§ DIRECTIONS
What is expected is a word-for-word copy of all the entries.

Document page entries with text
• • •

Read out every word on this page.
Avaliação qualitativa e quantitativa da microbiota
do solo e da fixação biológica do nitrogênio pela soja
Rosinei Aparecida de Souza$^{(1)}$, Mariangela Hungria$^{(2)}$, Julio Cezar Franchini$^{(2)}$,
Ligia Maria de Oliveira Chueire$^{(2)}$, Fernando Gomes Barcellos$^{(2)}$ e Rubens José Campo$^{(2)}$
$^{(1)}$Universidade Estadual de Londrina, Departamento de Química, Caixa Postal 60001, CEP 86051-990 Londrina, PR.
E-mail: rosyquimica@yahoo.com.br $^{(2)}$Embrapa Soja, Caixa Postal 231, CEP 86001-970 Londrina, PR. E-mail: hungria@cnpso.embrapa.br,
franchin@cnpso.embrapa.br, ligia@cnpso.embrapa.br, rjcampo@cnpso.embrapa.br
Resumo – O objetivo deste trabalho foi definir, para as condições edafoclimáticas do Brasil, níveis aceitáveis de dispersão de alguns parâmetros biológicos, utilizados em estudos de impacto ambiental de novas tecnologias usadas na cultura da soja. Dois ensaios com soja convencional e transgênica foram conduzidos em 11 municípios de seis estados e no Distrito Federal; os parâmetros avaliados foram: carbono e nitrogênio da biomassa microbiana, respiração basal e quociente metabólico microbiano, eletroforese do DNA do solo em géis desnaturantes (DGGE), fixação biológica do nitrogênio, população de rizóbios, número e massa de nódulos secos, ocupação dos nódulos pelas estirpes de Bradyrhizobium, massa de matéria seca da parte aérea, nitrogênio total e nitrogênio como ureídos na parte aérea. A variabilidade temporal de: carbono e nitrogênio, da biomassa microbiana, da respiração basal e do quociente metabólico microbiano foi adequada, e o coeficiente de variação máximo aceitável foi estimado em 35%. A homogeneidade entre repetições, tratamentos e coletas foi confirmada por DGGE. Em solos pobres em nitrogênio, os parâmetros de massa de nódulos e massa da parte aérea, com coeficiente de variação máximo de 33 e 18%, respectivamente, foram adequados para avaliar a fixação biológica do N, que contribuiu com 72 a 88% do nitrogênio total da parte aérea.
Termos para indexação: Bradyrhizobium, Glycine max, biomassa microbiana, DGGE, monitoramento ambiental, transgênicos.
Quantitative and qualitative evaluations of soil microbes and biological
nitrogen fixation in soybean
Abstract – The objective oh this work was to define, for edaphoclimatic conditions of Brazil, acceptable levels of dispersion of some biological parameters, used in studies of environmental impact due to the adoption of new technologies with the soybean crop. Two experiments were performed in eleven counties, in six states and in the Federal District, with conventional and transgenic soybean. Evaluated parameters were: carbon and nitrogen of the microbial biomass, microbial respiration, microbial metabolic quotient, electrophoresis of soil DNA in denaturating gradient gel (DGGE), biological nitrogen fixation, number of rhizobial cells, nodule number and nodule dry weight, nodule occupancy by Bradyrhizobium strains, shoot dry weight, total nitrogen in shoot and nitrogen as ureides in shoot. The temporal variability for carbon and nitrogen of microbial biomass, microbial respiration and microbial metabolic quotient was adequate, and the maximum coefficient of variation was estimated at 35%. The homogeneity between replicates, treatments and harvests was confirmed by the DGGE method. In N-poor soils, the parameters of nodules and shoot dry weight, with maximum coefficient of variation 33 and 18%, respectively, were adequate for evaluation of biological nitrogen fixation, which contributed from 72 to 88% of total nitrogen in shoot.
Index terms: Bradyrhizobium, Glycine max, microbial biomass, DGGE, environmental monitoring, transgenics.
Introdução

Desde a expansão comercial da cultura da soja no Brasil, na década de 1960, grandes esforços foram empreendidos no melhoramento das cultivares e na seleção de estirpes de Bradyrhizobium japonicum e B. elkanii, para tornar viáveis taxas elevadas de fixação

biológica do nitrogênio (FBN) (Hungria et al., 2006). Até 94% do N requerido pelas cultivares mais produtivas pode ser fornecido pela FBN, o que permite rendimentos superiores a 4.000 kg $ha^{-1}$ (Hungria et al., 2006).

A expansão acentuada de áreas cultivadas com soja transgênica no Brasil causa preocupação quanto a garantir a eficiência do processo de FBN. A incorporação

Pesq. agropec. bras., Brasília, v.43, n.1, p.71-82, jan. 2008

• • •

§ RESPONSE AREA
Read out every word on this page.
Avaliação qualitativa e quantitativa da microbiota
do solo e da fixação biológica do nitrogênio pela soja
Rosinei Aparecida de Souza$^{(1)}$, Mariangela Hungria$^{(2)}$, Julio Cezar Franchini$^{(2)}$,
Ligia Maria de Oliveira Chueire$^{(2)}$, Fernando Gomes Barcellos$^{(2)}$ e Rubens José Campo$^{(2)}$
$^{(1)}$Universidade Estadual de Londrina, Departamento de Química, Caixa Postal 60001, CEP 86051-990 Londrina, PR.
E-mail: rosyquimica@yahoo.com.br $^{(2)}$Embrapa Soja, Caixa Postal 231, CEP 86001-970 Londrina, PR. E-mail: hungria@cnpso.embrapa.br,
franchin@cnpso.embrapa.br, ligia@cnpso.embrapa.br, rjcampo@cnpso.embrapa.br
Resumo – O objetivo deste trabalho foi definir, para as condições edafoclimáticas do Brasil, níveis aceitáveis de dispersão de alguns parâmetros biológicos, utilizados em estudos de impacto ambiental de novas tecnologias usadas na cultura da soja. Dois ensaios com soja convencional e transgênica foram conduzidos em 11 municípios de seis estados e no Distrito Federal; os parâmetros avaliados foram: carbono e nitrogênio da biomassa microbiana, respiração basal e quociente metabólico microbiano, eletroforese do DNA do solo em géis desnaturantes (DGGE), fixação biológica do nitrogênio, população de rizóbios, número e massa de nódulos secos, ocupação dos nódulos pelas estirpes de Bradyrhizobium, massa de matéria seca da parte aérea, nitrogênio total e nitrogênio como ureídos na parte aérea. A variabilidade temporal de: carbono e nitrogênio, da biomassa microbiana, da respiração basal e do quociente metabólico microbiano foi adequada, e o coeficiente de variação máximo aceitável foi estimado em 35%. A homogeneidade entre repetições, tratamentos e coletas foi confirmada por DGGE. Em solos pobres em nitrogênio, os parâmetros de massa de nódulos e massa da parte aérea, com coeficiente de variação máximo de 33 e 18%, respectivamente, foram adequados para avaliar a fixação biológica do N, que contribuiu com 72 a 88% do nitrogênio total da parte aérea.
Termos para indexação: Bradyrhizobium, Glycine max, biomassa microbiana, DGGE, monitoramento ambiental, transgênicos.
Quantitative and qualitative evaluations of soil microbes and biological
nitrogen fixation in soybean
Abstract – The objective oh this work was to define, for edaphoclimatic conditions of Brazil, acceptable levels of dispersion of some biological parameters, used in studies of environmental impact due to the adoption of new technologies with the soybean crop. Two experiments were performed in eleven counties, in six states and in the Federal District, with conventional and transgenic soybean. Evaluated parameters were: carbon and nitrogen of the microbial biomass, microbial respiration, microbial metabolic quotient, electrophoresis of soil DNA in denaturating gradient gel (DGGE), biological nitrogen fixation, number of rhizobial cells, nodule number and nodule dry weight, nodule occupancy by Bradyrhizobium strains, shoot dry weight, total nitrogen in shoot and nitrogen as ureides in shoot. The temporal variability for carbon and nitrogen of microbial biomass, microbial respiration and microbial metabolic quotient was adequate, and the maximum coefficient of variation was estimated at 35%. The homogeneity between replicates, treatments and harvests was confirmed by the DGGE method. In N-poor soils, the parameters of nodules and shoot dry weight, with maximum coefficient of variation 33 and 18%, respectively, were adequate for evaluation of biological nitrogen fixation, which contributed from 72 to 88% of total nitrogen in shoot.
Index terms: Bradyrhizobium, Glycine max, microbial biomass, DGGE, environmental monitoring, transgenics.
Introdução

Desde a expansão comercial da cultura da soja no Brasil, na década de 1960, grandes esforços foram empreendidos no melhoramento das cultivares e na seleção de estirpes de Bradyrhizobium japonicum e B. elkanii, para tornar viáveis taxas elevadas de fixação

biológica do nitrogênio (FBN) (Hungria et al., 2006). Até 94% do N requerido pelas cultivares mais produtivas pode ser fornecido pela FBN, o que permite rendimentos superiores a 4.000 kg $ha^{-1}$ (Hungria et al., 2006).

A expansão acentuada de áreas cultivadas com soja transgênica no Brasil causa preocupação quanto a garantir a eficiência do processo de FBN. A incorporação

Pesq. agropec. bras., Brasília, v.43, n.1, p.71-82, jan. 2008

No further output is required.